Description of the task: Scan the data. Collect each line that contains the word "screenshot".
╭──
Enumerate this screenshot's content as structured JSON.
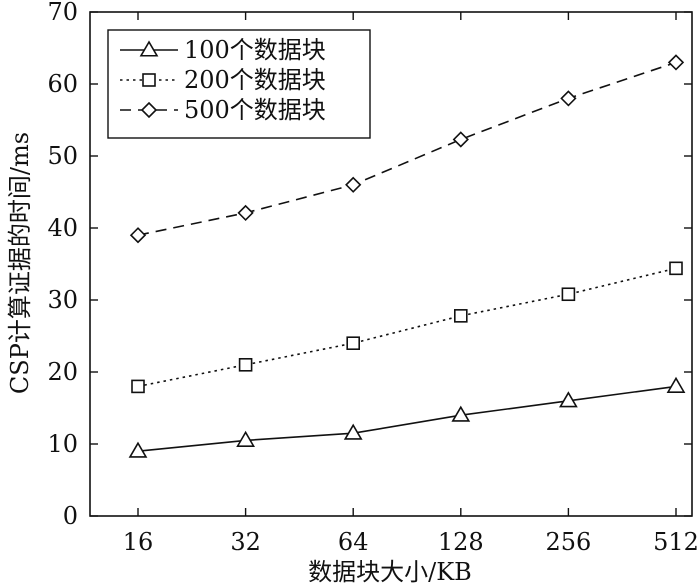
{
  "chart_data": {
    "type": "line",
    "xlabel": "数据块大小/KB",
    "ylabel": "CSP计算证据的时间/ms",
    "categories": [
      "16",
      "32",
      "64",
      "128",
      "256",
      "512"
    ],
    "ylim": [
      0,
      70
    ],
    "yticks": [
      0,
      10,
      20,
      30,
      40,
      50,
      60,
      70
    ],
    "legend_position": "top-left",
    "grid": false,
    "series": [
      {
        "name": "100个数据块",
        "marker": "triangle",
        "dash": "solid",
        "values": [
          9,
          10.5,
          11.5,
          14,
          16,
          18
        ]
      },
      {
        "name": "200个数据块",
        "marker": "square",
        "dash": "dotted",
        "values": [
          18,
          21,
          24,
          27.8,
          30.8,
          34.4
        ]
      },
      {
        "name": "500个数据块",
        "marker": "diamond",
        "dash": "dashed",
        "values": [
          39,
          42.1,
          46,
          52.3,
          58,
          63
        ]
      }
    ]
  }
}
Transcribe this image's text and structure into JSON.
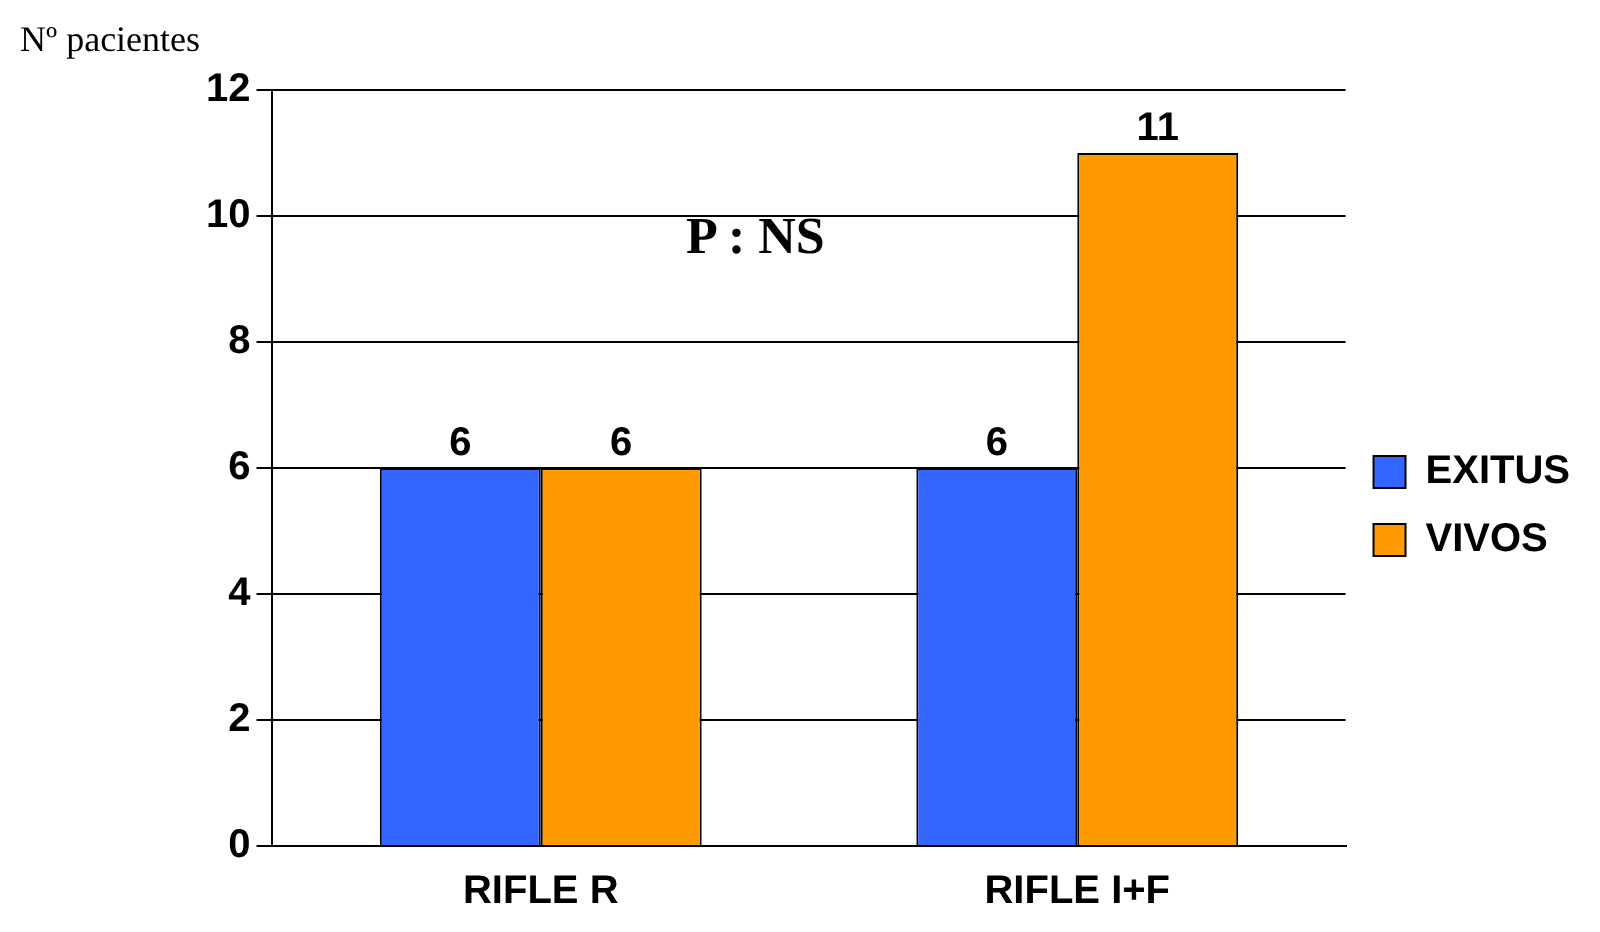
{
  "chart_data": {
    "type": "bar",
    "ylabel": "Nº pacientes",
    "annotations": [
      "P : NS"
    ],
    "categories": [
      "RIFLE R",
      "RIFLE I+F"
    ],
    "series": [
      {
        "name": "EXITUS",
        "color": "#3366ff",
        "values": [
          6,
          6
        ]
      },
      {
        "name": "VIVOS",
        "color": "#ff9900",
        "values": [
          6,
          11
        ]
      }
    ],
    "ylim": [
      0,
      12
    ],
    "yticks": [
      0,
      2,
      4,
      6,
      8,
      10,
      12
    ],
    "grid": "y",
    "legend": "right",
    "data_labels": true
  }
}
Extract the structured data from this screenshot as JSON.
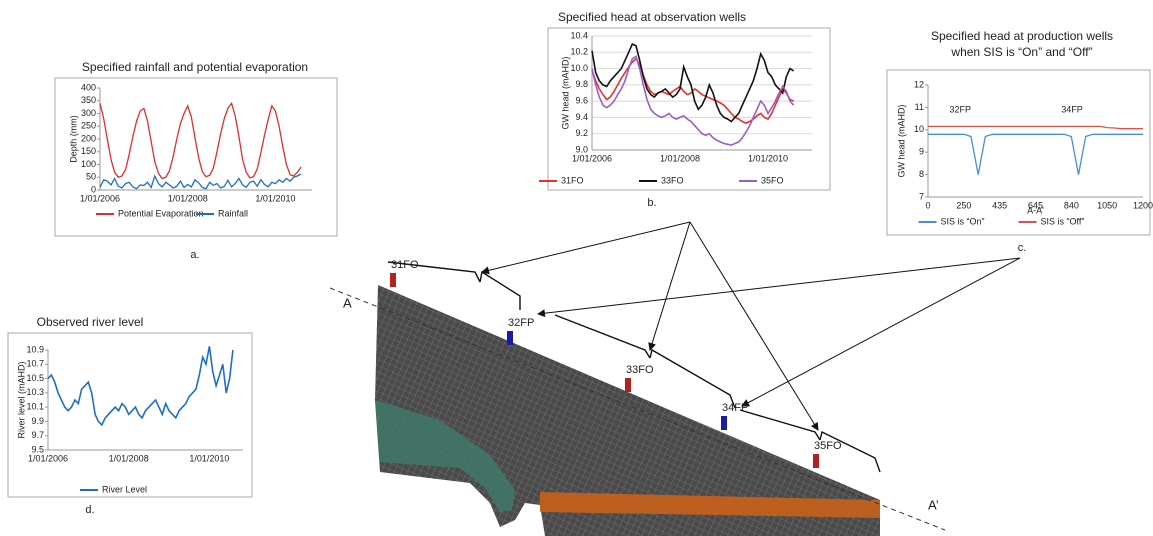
{
  "chart_data": [
    {
      "type": "line",
      "title": [
        "Specified rainfall and potential evaporation"
      ],
      "caption": "a.",
      "ylabel": "Depth (mm)",
      "categories": [
        "1/01/2006",
        null,
        null,
        null,
        null,
        null,
        null,
        null,
        null,
        null,
        null,
        null,
        null,
        null,
        null,
        null,
        null,
        null,
        null,
        null,
        null,
        null,
        null,
        null,
        "1/01/2008",
        null,
        null,
        null,
        null,
        null,
        null,
        null,
        null,
        null,
        null,
        null,
        null,
        null,
        null,
        null,
        null,
        null,
        null,
        null,
        null,
        null,
        null,
        null,
        "1/01/2010",
        null,
        null,
        null,
        null,
        null,
        null,
        null
      ],
      "series": [
        {
          "name": "Potential Evaporation",
          "color": "#d9312b",
          "values": [
            340,
            280,
            200,
            120,
            70,
            50,
            55,
            80,
            140,
            210,
            270,
            310,
            320,
            270,
            190,
            110,
            65,
            45,
            50,
            75,
            130,
            200,
            260,
            300,
            330,
            285,
            205,
            125,
            72,
            52,
            58,
            85,
            150,
            220,
            280,
            320,
            340,
            290,
            210,
            120,
            70,
            48,
            52,
            82,
            145,
            215,
            275,
            330,
            310,
            250,
            170,
            100,
            60,
            55,
            70,
            90
          ]
        },
        {
          "name": "Rainfall",
          "color": "#1f6fc0",
          "values": [
            10,
            40,
            35,
            20,
            45,
            15,
            8,
            25,
            30,
            12,
            5,
            20,
            18,
            30,
            10,
            55,
            25,
            12,
            30,
            20,
            8,
            15,
            35,
            10,
            22,
            12,
            40,
            28,
            10,
            5,
            30,
            18,
            25,
            8,
            14,
            38,
            12,
            25,
            45,
            20,
            10,
            30,
            35,
            15,
            40,
            22,
            12,
            30,
            25,
            40,
            30,
            45,
            35,
            50,
            55,
            62
          ]
        }
      ],
      "ylim": [
        0,
        400
      ],
      "yticks": [
        0,
        50,
        100,
        150,
        200,
        250,
        300,
        350,
        400
      ],
      "grid": false,
      "legend": "bottom"
    },
    {
      "type": "line",
      "title": [
        "Specified head at observation wells"
      ],
      "caption": "b.",
      "ylabel": "GW head (mAHD)",
      "categories": [
        "1/01/2006",
        null,
        null,
        null,
        null,
        null,
        null,
        null,
        null,
        null,
        null,
        null,
        null,
        null,
        null,
        null,
        null,
        null,
        null,
        null,
        null,
        null,
        null,
        null,
        "1/01/2008",
        null,
        null,
        null,
        null,
        null,
        null,
        null,
        null,
        null,
        null,
        null,
        null,
        null,
        null,
        null,
        null,
        null,
        null,
        null,
        null,
        null,
        null,
        null,
        "1/01/2010",
        null,
        null,
        null,
        null,
        null,
        null,
        null
      ],
      "series": [
        {
          "name": "31FO",
          "color": "#e8312b",
          "values": [
            9.98,
            9.85,
            9.75,
            9.68,
            9.62,
            9.65,
            9.72,
            9.8,
            9.88,
            9.95,
            10.02,
            10.08,
            10.12,
            10.05,
            9.92,
            9.8,
            9.72,
            9.68,
            9.7,
            9.72,
            9.7,
            9.68,
            9.72,
            9.75,
            9.78,
            9.72,
            9.68,
            9.7,
            9.75,
            9.72,
            9.68,
            9.66,
            9.64,
            9.62,
            9.6,
            9.58,
            9.55,
            9.5,
            9.45,
            9.4,
            9.38,
            9.35,
            9.33,
            9.35,
            9.38,
            9.42,
            9.45,
            9.4,
            9.38,
            9.45,
            9.55,
            9.65,
            9.75,
            9.7,
            9.62,
            9.6
          ]
        },
        {
          "name": "33FO",
          "color": "#111111",
          "values": [
            10.22,
            9.95,
            9.85,
            9.8,
            9.78,
            9.85,
            9.9,
            9.95,
            10.0,
            10.1,
            10.2,
            10.3,
            10.28,
            10.1,
            9.9,
            9.75,
            9.68,
            9.65,
            9.7,
            9.72,
            9.75,
            9.7,
            9.65,
            9.68,
            9.75,
            10.02,
            9.9,
            9.8,
            9.6,
            9.5,
            9.55,
            9.65,
            9.8,
            9.7,
            9.55,
            9.45,
            9.4,
            9.38,
            9.35,
            9.4,
            9.45,
            9.55,
            9.65,
            9.75,
            9.85,
            10.0,
            10.18,
            10.1,
            9.95,
            9.9,
            9.8,
            9.75,
            9.7,
            9.9,
            10.0,
            9.97
          ]
        },
        {
          "name": "35FO",
          "color": "#9a5fc4",
          "values": [
            10.0,
            9.8,
            9.65,
            9.55,
            9.52,
            9.55,
            9.6,
            9.68,
            9.75,
            9.85,
            10.0,
            10.12,
            10.15,
            10.0,
            9.8,
            9.62,
            9.5,
            9.45,
            9.42,
            9.4,
            9.42,
            9.45,
            9.4,
            9.38,
            9.4,
            9.42,
            9.38,
            9.35,
            9.3,
            9.25,
            9.2,
            9.18,
            9.2,
            9.15,
            9.12,
            9.1,
            9.08,
            9.07,
            9.06,
            9.08,
            9.1,
            9.15,
            9.22,
            9.3,
            9.4,
            9.5,
            9.6,
            9.55,
            9.45,
            9.52,
            9.6,
            9.7,
            9.78,
            9.72,
            9.6,
            9.55
          ]
        }
      ],
      "ylim": [
        9.0,
        10.4
      ],
      "yticks": [
        {
          "value": 9,
          "label": "9.0"
        },
        9.2,
        9.4,
        9.6,
        9.8,
        {
          "value": 10,
          "label": "10.0"
        },
        10.2,
        10.4
      ],
      "grid": true,
      "legend": "bottom"
    },
    {
      "type": "line",
      "title": [
        "Specified head at production wells",
        "when SIS is “On” and “Off”"
      ],
      "caption": "c.",
      "ylabel": "GW head (mAHD)",
      "xlabel": "A-A'",
      "categories": [
        "0",
        null,
        null,
        null,
        null,
        "250",
        null,
        null,
        null,
        null,
        "435",
        null,
        null,
        null,
        null,
        "645",
        null,
        null,
        null,
        null,
        "840",
        null,
        null,
        null,
        null,
        "1050",
        null,
        null,
        null,
        null,
        "1200"
      ],
      "series": [
        {
          "name": "SIS is “On”",
          "color": "#4a8fd6",
          "values": [
            9.8,
            9.8,
            9.8,
            9.8,
            9.8,
            9.8,
            9.7,
            8.0,
            9.7,
            9.8,
            9.8,
            9.8,
            9.8,
            9.8,
            9.8,
            9.8,
            9.8,
            9.8,
            9.8,
            9.8,
            9.7,
            8.0,
            9.7,
            9.8,
            9.8,
            9.8,
            9.8,
            9.8,
            9.8,
            9.8,
            9.8
          ]
        },
        {
          "name": "SIS is “Off”",
          "color": "#d9534f",
          "values": [
            10.15,
            10.15,
            10.15,
            10.15,
            10.15,
            10.15,
            10.15,
            10.15,
            10.15,
            10.15,
            10.15,
            10.15,
            10.15,
            10.15,
            10.15,
            10.15,
            10.15,
            10.15,
            10.15,
            10.15,
            10.15,
            10.15,
            10.15,
            10.15,
            10.15,
            10.1,
            10.08,
            10.05,
            10.05,
            10.05,
            10.05
          ]
        }
      ],
      "annotations": [
        "32FP",
        "34FP"
      ],
      "ylim": [
        7,
        12
      ],
      "yticks": [
        7,
        8,
        9,
        10,
        11,
        12
      ],
      "grid": false,
      "legend": "bottom"
    },
    {
      "type": "line",
      "title": [
        "Observed river level"
      ],
      "caption": "d.",
      "ylabel": "River level (mAHD)",
      "categories": [
        "1/01/2006",
        null,
        null,
        null,
        null,
        null,
        null,
        null,
        null,
        null,
        null,
        null,
        null,
        null,
        null,
        null,
        null,
        null,
        null,
        null,
        null,
        null,
        null,
        null,
        "1/01/2008",
        null,
        null,
        null,
        null,
        null,
        null,
        null,
        null,
        null,
        null,
        null,
        null,
        null,
        null,
        null,
        null,
        null,
        null,
        null,
        null,
        null,
        null,
        null,
        "1/01/2010",
        null,
        null,
        null,
        null,
        null,
        null,
        null
      ],
      "series": [
        {
          "name": "River Level",
          "color": "#1f6fc0",
          "values": [
            10.5,
            10.55,
            10.45,
            10.3,
            10.2,
            10.1,
            10.05,
            10.1,
            10.2,
            10.15,
            10.35,
            10.4,
            10.45,
            10.3,
            10.0,
            9.9,
            9.85,
            9.95,
            10.0,
            10.05,
            10.1,
            10.05,
            10.15,
            10.1,
            10.0,
            10.05,
            10.1,
            10.0,
            9.95,
            10.05,
            10.1,
            10.15,
            10.2,
            10.1,
            10.0,
            10.15,
            10.05,
            10.0,
            9.95,
            10.05,
            10.1,
            10.15,
            10.25,
            10.3,
            10.35,
            10.55,
            10.8,
            10.7,
            10.95,
            10.6,
            10.4,
            10.55,
            10.7,
            10.3,
            10.5,
            10.9
          ]
        }
      ],
      "ylim": [
        9.5,
        10.9
      ],
      "yticks": [
        9.5,
        9.7,
        9.9,
        10.1,
        10.3,
        10.5,
        10.7,
        10.9
      ],
      "grid": false,
      "legend": "bottom"
    }
  ],
  "diagram": {
    "section_start": "A",
    "section_end": "A’",
    "wells": [
      {
        "label": "31FO",
        "color": "#b22222"
      },
      {
        "label": "32FP",
        "color": "#1a1aa8"
      },
      {
        "label": "33FO",
        "color": "#b22222"
      },
      {
        "label": "34FP",
        "color": "#1a1aa8"
      },
      {
        "label": "35FO",
        "color": "#b22222"
      }
    ]
  }
}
╰──
Expected output:
Enumerate this screenshot's content as structured JSON.
Extract the structured data from this screenshot as JSON.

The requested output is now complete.